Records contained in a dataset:
====
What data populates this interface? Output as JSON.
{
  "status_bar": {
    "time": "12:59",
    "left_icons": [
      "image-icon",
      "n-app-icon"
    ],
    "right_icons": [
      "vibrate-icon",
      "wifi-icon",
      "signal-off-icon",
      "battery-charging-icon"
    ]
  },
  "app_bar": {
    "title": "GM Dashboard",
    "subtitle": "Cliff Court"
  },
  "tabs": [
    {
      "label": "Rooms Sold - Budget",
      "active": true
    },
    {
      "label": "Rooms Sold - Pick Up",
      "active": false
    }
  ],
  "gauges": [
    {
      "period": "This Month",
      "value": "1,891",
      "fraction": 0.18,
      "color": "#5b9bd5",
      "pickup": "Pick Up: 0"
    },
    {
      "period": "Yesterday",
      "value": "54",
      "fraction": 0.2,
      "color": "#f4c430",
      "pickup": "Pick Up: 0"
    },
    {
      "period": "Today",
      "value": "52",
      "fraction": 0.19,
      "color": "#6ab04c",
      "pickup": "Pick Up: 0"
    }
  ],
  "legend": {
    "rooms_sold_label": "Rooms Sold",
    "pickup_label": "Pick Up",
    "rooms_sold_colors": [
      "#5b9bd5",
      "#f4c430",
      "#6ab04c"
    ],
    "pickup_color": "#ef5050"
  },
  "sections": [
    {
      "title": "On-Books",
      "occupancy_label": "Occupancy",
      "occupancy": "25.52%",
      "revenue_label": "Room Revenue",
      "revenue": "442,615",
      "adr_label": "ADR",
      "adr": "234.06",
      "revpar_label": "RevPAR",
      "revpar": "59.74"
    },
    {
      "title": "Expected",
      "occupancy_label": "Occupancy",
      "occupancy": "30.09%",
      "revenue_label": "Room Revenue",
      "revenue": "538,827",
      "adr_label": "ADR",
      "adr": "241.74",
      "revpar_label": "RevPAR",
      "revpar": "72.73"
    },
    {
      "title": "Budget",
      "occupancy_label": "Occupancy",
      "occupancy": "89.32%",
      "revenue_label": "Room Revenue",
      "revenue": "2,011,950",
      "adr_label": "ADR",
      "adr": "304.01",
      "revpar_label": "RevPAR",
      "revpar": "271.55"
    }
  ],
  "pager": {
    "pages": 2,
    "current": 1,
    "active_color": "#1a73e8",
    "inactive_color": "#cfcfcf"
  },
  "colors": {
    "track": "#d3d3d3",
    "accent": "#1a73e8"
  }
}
====
Request
Pick out the lines containing the string "Budget".

Written solution
      "label": "Rooms Sold - Budget",
      "title": "Budget",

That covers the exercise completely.